• **Description of the task**: Quote the full listing word for word.

• **Extracted information**:
════

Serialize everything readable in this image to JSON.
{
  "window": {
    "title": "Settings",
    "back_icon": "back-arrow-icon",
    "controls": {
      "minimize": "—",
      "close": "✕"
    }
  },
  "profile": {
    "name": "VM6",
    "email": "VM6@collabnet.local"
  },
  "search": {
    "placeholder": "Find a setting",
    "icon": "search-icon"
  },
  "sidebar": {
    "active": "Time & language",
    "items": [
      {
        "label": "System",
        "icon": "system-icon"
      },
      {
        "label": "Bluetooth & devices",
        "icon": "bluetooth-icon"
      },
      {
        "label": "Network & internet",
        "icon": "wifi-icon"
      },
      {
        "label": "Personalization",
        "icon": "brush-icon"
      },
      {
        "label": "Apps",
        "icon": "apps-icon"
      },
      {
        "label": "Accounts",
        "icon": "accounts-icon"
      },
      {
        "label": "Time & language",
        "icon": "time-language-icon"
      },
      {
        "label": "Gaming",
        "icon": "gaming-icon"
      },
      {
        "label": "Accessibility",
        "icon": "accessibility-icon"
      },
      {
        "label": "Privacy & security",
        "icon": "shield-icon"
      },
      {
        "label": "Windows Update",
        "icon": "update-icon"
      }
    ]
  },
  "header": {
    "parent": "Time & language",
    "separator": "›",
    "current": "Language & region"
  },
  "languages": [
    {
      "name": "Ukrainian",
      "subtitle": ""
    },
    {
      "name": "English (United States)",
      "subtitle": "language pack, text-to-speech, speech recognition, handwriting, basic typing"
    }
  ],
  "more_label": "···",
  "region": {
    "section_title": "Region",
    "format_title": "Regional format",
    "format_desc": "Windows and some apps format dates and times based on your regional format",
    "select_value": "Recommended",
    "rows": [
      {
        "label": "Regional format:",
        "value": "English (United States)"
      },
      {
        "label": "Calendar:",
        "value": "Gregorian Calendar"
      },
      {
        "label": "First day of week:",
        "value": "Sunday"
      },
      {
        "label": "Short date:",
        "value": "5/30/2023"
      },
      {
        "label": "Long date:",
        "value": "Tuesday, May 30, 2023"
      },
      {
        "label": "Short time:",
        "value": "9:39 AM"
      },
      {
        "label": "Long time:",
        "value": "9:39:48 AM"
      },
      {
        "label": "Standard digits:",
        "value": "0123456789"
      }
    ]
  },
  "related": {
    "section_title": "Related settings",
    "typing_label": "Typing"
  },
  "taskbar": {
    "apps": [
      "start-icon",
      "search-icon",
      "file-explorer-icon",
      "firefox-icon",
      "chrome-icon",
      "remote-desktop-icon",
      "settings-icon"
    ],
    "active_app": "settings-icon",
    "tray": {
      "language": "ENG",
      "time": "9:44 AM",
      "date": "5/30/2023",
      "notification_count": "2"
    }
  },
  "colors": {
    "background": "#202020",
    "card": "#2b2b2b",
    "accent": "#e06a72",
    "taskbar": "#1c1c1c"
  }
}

════

• **Reply**:
Serialize everything readable in this image to JSON.
{
  "window": {
    "title": "Settings",
    "back_icon": "back-arrow-icon",
    "controls": {
      "minimize": "—",
      "close": "✕"
    }
  },
  "profile": {
    "name": "VM6",
    "email": "VM6@collabnet.local"
  },
  "search": {
    "placeholder": "Find a setting",
    "icon": "search-icon"
  },
  "sidebar": {
    "active": "Time & language",
    "items": [
      {
        "label": "System",
        "icon": "system-icon"
      },
      {
        "label": "Bluetooth & devices",
        "icon": "bluetooth-icon"
      },
      {
        "label": "Network & internet",
        "icon": "wifi-icon"
      },
      {
        "label": "Personalization",
        "icon": "brush-icon"
      },
      {
        "label": "Apps",
        "icon": "apps-icon"
      },
      {
        "label": "Accounts",
        "icon": "accounts-icon"
      },
      {
        "label": "Time & language",
        "icon": "time-language-icon"
      },
      {
        "label": "Gaming",
        "icon": "gaming-icon"
      },
      {
        "label": "Accessibility",
        "icon": "accessibility-icon"
      },
      {
        "label": "Privacy & security",
        "icon": "shield-icon"
      },
      {
        "label": "Windows Update",
        "icon": "update-icon"
      }
    ]
  },
  "header": {
    "parent": "Time & language",
    "separator": "›",
    "current": "Language & region"
  },
  "languages": [
    {
      "name": "Ukrainian",
      "subtitle": ""
    },
    {
      "name": "English (United States)",
      "subtitle": "language pack, text-to-speech, speech recognition, handwriting, basic typing"
    }
  ],
  "more_label": "···",
  "region": {
    "section_title": "Region",
    "format_title": "Regional format",
    "format_desc": "Windows and some apps format dates and times based on your regional format",
    "select_value": "Recommended",
    "rows": [
      {
        "label": "Regional format:",
        "value": "English (United States)"
      },
      {
        "label": "Calendar:",
        "value": "Gregorian Calendar"
      },
      {
        "label": "First day of week:",
        "value": "Sunday"
      },
      {
        "label": "Short date:",
        "value": "5/30/2023"
      },
      {
        "label": "Long date:",
        "value": "Tuesday, May 30, 2023"
      },
      {
        "label": "Short time:",
        "value": "9:39 AM"
      },
      {
        "label": "Long time:",
        "value": "9:39:48 AM"
      },
      {
        "label": "Standard digits:",
        "value": "0123456789"
      }
    ]
  },
  "related": {
    "section_title": "Related settings",
    "typing_label": "Typing"
  },
  "taskbar": {
    "apps": [
      "start-icon",
      "search-icon",
      "file-explorer-icon",
      "firefox-icon",
      "chrome-icon",
      "remote-desktop-icon",
      "settings-icon"
    ],
    "active_app": "settings-icon",
    "tray": {
      "language": "ENG",
      "time": "9:44 AM",
      "date": "5/30/2023",
      "notification_count": "2"
    }
  },
  "colors": {
    "background": "#202020",
    "card": "#2b2b2b",
    "accent": "#e06a72",
    "taskbar": "#1c1c1c"
  }
}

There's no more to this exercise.